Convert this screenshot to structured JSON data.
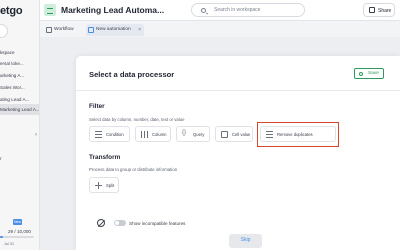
{
  "sidebar": {
    "logo": "etgo",
    "items": [
      {
        "label": "kspace"
      },
      {
        "label": "ersal toke..."
      },
      {
        "label": "arketing A..."
      },
      {
        "label": "Sales Wor..."
      },
      {
        "label": "ating Lead A..."
      },
      {
        "label": "Marketing Lead A..."
      }
    ],
    "lower_item_1": "r",
    "lower_item_2": "",
    "new_badge": "New",
    "usage": "29 / 10,000",
    "date": "Jul 31"
  },
  "topbar": {
    "title": "Marketing Lead Automa...",
    "search_placeholder": "Search in workspace",
    "share_label": "Share"
  },
  "tabs": [
    {
      "label": "Workflow"
    },
    {
      "label": "New automation"
    }
  ],
  "modal": {
    "title": "Select a data processor",
    "save_label": "Save",
    "filter": {
      "title": "Filter",
      "subtitle": "Select data by column, number, date, text or value",
      "items": [
        {
          "label": "Condition",
          "icon": "condition-icon"
        },
        {
          "label": "Column",
          "icon": "column-icon"
        },
        {
          "label": "Query",
          "icon": "query-icon"
        },
        {
          "label": "Cell value",
          "icon": "cell-value-icon"
        },
        {
          "label": "Remove duplicates",
          "icon": "remove-duplicates-icon"
        }
      ]
    },
    "transform": {
      "title": "Transform",
      "subtitle": "Process data to group or distribute information",
      "items": [
        {
          "label": "Split",
          "icon": "split-icon"
        }
      ]
    },
    "toggle_label": "Show incompatible features",
    "skip_label": "Skip"
  },
  "colors": {
    "accent": "#4a8fe7",
    "save_green": "#2f9a5f",
    "highlight_red": "#d9472b"
  }
}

**WRITTEN TASK:** Copy all the lines above that hold the string "Lead".

**SOLUTION BELOW:**
        "label": "ating Lead A..."
        "label": "Marketing Lead A..."
    "title": "Marketing Lead Automa...",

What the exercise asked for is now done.